Given request> Write the data out again, exactly as given.
[START OF Raw records]
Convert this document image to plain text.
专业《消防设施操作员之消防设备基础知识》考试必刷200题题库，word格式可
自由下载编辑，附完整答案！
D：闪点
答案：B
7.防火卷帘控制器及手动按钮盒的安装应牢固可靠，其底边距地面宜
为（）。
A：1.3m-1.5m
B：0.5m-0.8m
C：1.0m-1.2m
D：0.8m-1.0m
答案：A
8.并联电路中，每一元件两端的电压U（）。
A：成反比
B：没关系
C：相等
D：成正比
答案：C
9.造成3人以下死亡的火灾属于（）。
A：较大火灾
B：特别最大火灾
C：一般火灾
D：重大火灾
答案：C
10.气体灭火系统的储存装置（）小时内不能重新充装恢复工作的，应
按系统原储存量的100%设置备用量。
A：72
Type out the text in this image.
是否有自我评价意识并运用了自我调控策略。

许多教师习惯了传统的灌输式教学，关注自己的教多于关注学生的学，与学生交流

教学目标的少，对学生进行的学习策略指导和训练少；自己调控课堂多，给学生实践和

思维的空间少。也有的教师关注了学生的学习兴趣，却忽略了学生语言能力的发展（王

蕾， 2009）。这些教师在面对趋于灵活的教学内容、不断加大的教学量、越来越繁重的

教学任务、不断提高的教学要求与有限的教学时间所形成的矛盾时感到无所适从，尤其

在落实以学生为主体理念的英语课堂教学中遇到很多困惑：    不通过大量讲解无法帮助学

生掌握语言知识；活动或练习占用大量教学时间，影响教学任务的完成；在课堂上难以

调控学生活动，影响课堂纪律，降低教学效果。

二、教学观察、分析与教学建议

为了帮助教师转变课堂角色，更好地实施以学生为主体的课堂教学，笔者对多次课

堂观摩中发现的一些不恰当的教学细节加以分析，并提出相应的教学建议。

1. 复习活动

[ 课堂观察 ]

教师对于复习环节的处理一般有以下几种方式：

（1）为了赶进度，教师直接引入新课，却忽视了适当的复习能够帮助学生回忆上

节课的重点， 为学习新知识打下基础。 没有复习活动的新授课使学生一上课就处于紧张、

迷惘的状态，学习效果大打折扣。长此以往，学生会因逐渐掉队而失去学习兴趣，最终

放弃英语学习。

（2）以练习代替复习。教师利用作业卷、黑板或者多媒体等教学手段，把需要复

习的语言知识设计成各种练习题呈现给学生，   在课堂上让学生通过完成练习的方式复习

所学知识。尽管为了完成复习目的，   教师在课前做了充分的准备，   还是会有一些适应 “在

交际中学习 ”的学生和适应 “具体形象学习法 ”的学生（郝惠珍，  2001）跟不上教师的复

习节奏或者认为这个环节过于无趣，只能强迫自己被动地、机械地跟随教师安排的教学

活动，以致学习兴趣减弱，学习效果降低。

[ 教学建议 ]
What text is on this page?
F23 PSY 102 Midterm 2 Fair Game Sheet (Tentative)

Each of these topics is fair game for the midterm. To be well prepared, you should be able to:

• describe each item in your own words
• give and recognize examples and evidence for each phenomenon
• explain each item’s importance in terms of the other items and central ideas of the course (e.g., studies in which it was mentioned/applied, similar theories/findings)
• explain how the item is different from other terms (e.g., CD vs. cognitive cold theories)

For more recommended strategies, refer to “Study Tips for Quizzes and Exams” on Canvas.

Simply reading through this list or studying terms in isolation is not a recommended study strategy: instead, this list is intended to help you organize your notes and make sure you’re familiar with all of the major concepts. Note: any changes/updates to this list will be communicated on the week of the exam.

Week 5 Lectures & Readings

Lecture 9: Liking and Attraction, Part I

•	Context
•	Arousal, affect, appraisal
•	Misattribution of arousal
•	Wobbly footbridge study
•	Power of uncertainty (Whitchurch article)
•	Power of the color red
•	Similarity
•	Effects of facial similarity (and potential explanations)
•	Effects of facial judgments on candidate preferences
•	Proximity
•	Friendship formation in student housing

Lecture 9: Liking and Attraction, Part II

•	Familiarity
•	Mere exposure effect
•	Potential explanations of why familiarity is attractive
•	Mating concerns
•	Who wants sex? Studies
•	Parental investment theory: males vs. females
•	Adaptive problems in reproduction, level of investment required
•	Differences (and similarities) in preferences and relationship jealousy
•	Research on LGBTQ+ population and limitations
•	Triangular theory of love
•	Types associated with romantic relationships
[END OF Raw records]
Solution to this problem>
Convert this document image to plain text.
专业《消防设施操作员之消防设备基础知识》考试必刷200题题库，word格式可
自由下载编辑，附完整答案！
D：闪点
答案：B
7.防火卷帘控制器及手动按钮盒的安装应牢固可靠，其底边距地面宜
为（）。
A：1.3m-1.5m
B：0.5m-0.8m
C：1.0m-1.2m
D：0.8m-1.0m
答案：A
8.并联电路中，每一元件两端的电压U（）。
A：成反比
B：没关系
C：相等
D：成正比
答案：C
9.造成3人以下死亡的火灾属于（）。
A：较大火灾
B：特别最大火灾
C：一般火灾
D：重大火灾
答案：C
10.气体灭火系统的储存装置（）小时内不能重新充装恢复工作的，应
按系统原储存量的100%设置备用量。
A：72
Type out the text in this image.
是否有自我评价意识并运用了自我调控策略。

许多教师习惯了传统的灌输式教学，关注自己的教多于关注学生的学，与学生交流

教学目标的少，对学生进行的学习策略指导和训练少；自己调控课堂多，给学生实践和

思维的空间少。也有的教师关注了学生的学习兴趣，却忽略了学生语言能力的发展（王

蕾， 2009）。这些教师在面对趋于灵活的教学内容、不断加大的教学量、越来越繁重的

教学任务、不断提高的教学要求与有限的教学时间所形成的矛盾时感到无所适从，尤其

在落实以学生为主体理念的英语课堂教学中遇到很多困惑：    不通过大量讲解无法帮助学

生掌握语言知识；活动或练习占用大量教学时间，影响教学任务的完成；在课堂上难以

调控学生活动，影响课堂纪律，降低教学效果。

二、教学观察、分析与教学建议

为了帮助教师转变课堂角色，更好地实施以学生为主体的课堂教学，笔者对多次课

堂观摩中发现的一些不恰当的教学细节加以分析，并提出相应的教学建议。

1. 复习活动

[ 课堂观察 ]

教师对于复习环节的处理一般有以下几种方式：

（1）为了赶进度，教师直接引入新课，却忽视了适当的复习能够帮助学生回忆上

节课的重点， 为学习新知识打下基础。 没有复习活动的新授课使学生一上课就处于紧张、

迷惘的状态，学习效果大打折扣。长此以往，学生会因逐渐掉队而失去学习兴趣，最终

放弃英语学习。

（2）以练习代替复习。教师利用作业卷、黑板或者多媒体等教学手段，把需要复

习的语言知识设计成各种练习题呈现给学生，   在课堂上让学生通过完成练习的方式复习

所学知识。尽管为了完成复习目的，   教师在课前做了充分的准备，   还是会有一些适应 “在

交际中学习 ”的学生和适应 “具体形象学习法 ”的学生（郝惠珍，  2001）跟不上教师的复

习节奏或者认为这个环节过于无趣，只能强迫自己被动地、机械地跟随教师安排的教学

活动，以致学习兴趣减弱，学习效果降低。

[ 教学建议 ]
What text is on this page?
F23 PSY 102 Midterm 2 Fair Game Sheet (Tentative)

Each of these topics is fair game for the midterm. To be well prepared, you should be able to:

• describe each item in your own words
• give and recognize examples and evidence for each phenomenon
• explain each item’s importance in terms of the other items and central ideas of the course (e.g., studies in which it was mentioned/applied, similar theories/findings)
• explain how the item is different from other terms (e.g., CD vs. cognitive cold theories)

For more recommended strategies, refer to “Study Tips for Quizzes and Exams” on Canvas.

Simply reading through this list or studying terms in isolation is not a recommended study strategy: instead, this list is intended to help you organize your notes and make sure you’re familiar with all of the major concepts. Note: any changes/updates to this list will be communicated on the week of the exam.

Week 5 Lectures & Readings

Lecture 9: Liking and Attraction, Part I

•	Context
•	Arousal, affect, appraisal
•	Misattribution of arousal
•	Wobbly footbridge study
•	Power of uncertainty (Whitchurch article)
•	Power of the color red
•	Similarity
•	Effects of facial similarity (and potential explanations)
•	Effects of facial judgments on candidate preferences
•	Proximity
•	Friendship formation in student housing

Lecture 9: Liking and Attraction, Part II

•	Familiarity
•	Mere exposure effect
•	Potential explanations of why familiarity is attractive
•	Mating concerns
•	Who wants sex? Studies
•	Parental investment theory: males vs. females
•	Adaptive problems in reproduction, level of investment required
•	Differences (and similarities) in preferences and relationship jealousy
•	Research on LGBTQ+ population and limitations
•	Triangular theory of love
•	Types associated with romantic relationships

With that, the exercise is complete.